What number of lines contain the word "stepped"? Reply with the number and nothing else.

★ ★ ★ ★ ★

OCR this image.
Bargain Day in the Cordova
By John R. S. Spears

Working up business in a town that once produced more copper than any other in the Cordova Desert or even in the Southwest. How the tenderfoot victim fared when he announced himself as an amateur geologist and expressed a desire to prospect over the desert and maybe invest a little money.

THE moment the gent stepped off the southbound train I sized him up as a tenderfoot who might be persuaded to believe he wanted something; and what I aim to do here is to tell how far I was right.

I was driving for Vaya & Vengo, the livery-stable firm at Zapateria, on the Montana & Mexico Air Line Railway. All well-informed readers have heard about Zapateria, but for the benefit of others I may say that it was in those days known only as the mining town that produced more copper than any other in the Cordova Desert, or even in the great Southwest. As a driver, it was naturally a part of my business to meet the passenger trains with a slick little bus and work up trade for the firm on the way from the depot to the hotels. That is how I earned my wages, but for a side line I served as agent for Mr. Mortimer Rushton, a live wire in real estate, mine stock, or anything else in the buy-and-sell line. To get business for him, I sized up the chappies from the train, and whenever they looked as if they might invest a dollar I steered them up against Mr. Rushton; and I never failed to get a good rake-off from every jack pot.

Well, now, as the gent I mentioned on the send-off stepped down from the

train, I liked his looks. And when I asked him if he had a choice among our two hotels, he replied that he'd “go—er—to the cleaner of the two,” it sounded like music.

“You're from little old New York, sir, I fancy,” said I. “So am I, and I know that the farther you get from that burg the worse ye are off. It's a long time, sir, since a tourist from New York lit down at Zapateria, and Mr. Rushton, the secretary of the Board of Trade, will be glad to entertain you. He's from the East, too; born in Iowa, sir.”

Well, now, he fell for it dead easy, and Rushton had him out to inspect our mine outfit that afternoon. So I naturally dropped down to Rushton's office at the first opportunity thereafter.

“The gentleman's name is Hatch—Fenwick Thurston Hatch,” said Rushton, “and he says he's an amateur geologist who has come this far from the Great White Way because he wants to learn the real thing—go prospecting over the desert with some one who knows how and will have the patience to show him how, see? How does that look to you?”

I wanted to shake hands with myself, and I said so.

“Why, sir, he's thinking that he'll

★ ★ ★ ★ ★

▸ **Response to this task**: 2